Quoted passage –
○ ○ ○ ○

# Pollination Advice



## High-On-Burlap (May 6, 2013)

It all depends on the three W's what where and when. If you miss your main honey flow and lose half your hives then it might not be. Some brokers are bad plenty are good. Even with the same crop different areas can be harder on the bees then others. If your main goal is pollination then your honey production will likely decrease. There are a lot of variables, labor cost, fuel cost, honey price. You could send one load to the almonds (408 hives), your shipping will be more then someone from Texas or south Dakota. there is no simple answer but a lot of outfits pollinate.


----------



## camero7 (Sep 21, 2009)

I'd think about blueberries on the east coast. Start in SC and move north until you get to Maine. But you'll need to manage them pretty good, blueberry pollination is very hard on them. Maybe stop by and do some cranberries on the way back down. I quit pollinating because I was losing so many hives.


----------



## beepro (Dec 31, 2012)

○ ○ ○ ○

(Stored records)
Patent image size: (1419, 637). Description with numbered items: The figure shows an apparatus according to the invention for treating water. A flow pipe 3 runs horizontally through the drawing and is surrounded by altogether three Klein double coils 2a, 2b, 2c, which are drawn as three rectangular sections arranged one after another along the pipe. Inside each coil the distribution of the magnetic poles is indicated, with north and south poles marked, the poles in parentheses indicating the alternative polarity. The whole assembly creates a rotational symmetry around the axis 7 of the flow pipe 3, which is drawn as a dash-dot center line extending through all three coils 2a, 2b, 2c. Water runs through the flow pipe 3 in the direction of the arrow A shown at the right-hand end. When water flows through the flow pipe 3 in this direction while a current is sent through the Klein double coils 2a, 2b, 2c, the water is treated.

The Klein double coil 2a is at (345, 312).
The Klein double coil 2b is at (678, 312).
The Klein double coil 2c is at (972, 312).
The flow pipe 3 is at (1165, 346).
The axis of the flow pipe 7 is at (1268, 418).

○ ○ ○ ○

Given task 1 – Can you edit the pollination advice thread from "## High-On-Burlap (May" to "of outfits pollinate.", replacing "brokers" with "agents"?
Given task 2 – How would you sum up the pollination advice thread in two sentences?

Task result 1 –
## High-On-Burlap (May 6, 2013)

It all depends on the three W's what where and when. If you miss your main honey flow and lose half your hives then it might not be. Some agents are bad plenty are good. Even with the same crop different areas can be harder on the bees then others. If your main goal is pollination then your honey production will likely decrease. There are a lot of variables, labor cost, fuel cost, honey price. You could send one load to the almonds (408 hives), your shipping will be more then someone from Texas or south Dakota. there is no simple answer but a lot of outfits pollinate.

Task result 2 – Whether pollination pays depends on what, where and when, as well as on variables like labor cost, fuel cost, honey price and the broker, and making pollination the main goal will likely lower honey production. Another reply suggests working blueberries up the East Coast from South Carolina to Maine but warns that blueberry pollination is very hard on the bees, and that poster quit pollinating after losing so many hives.